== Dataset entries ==

<<<<

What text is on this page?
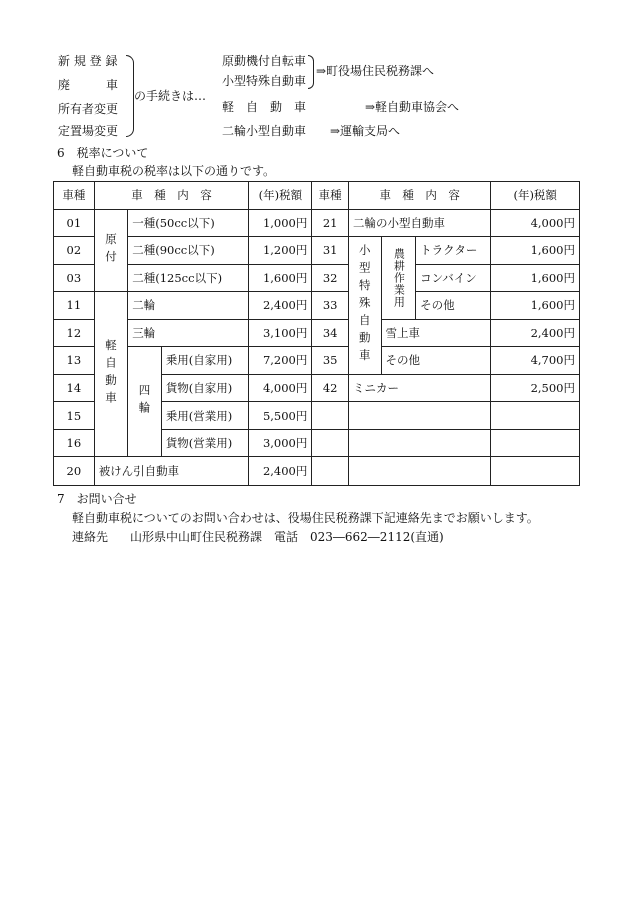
新 規 登 録
廃　　　車
所有者変更
定置場変更
の手続きは…
原動機付自転車
小型特殊自動車
⇒町役場住民税務課へ
軽　自　動　車	⇒軽自動車協会へ
二輪小型自動車 ⇒運輸支局へ
6　税率について
軽自動車税の税率は以下の通りです。
車種	車　種　内　容			(年)税額	車種	車　種　内　容			(年)税額
01	原付	一種(50cc以下)		1,000円	21	二輪の小型自動車			4,000円
02		二種(90cc以下)		1,200円	31	小型特殊自動車	農耕作業用	トラクター	1,600円
03		二種(125cc以下)		1,600円	32			コンバイン	1,600円
11	軽自動車	二輪		2,400円	33			その他	1,600円
12		三輪		3,100円	34		雪上車		2,400円
13		四輪	乗用(自家用)	7,200円	35		その他		4,700円
14			貨物(自家用)	4,000円	42	ミニカー			2,500円
15			乗用(営業用)	5,500円					
16			貨物(営業用)	3,000円					
20	被けん引自動車			2,400円					
7　お問い合せ
軽自動車税についてのお問い合わせは、役場住民税務課下記連絡先までお願いします。
連絡先 山形県中山町住民税務課　電話　023―662―2112(直通)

>>>>

== WHAT YOU ARE ASKED TO DO ==
In the listing, find each line with the string "小型特殊自動車" and copy it.

== ANSWER BELOW ==
小型特殊自動車
02		二種(90cc以下)		1,200円	31	小型特殊自動車	農耕作業用	トラクター	1,600円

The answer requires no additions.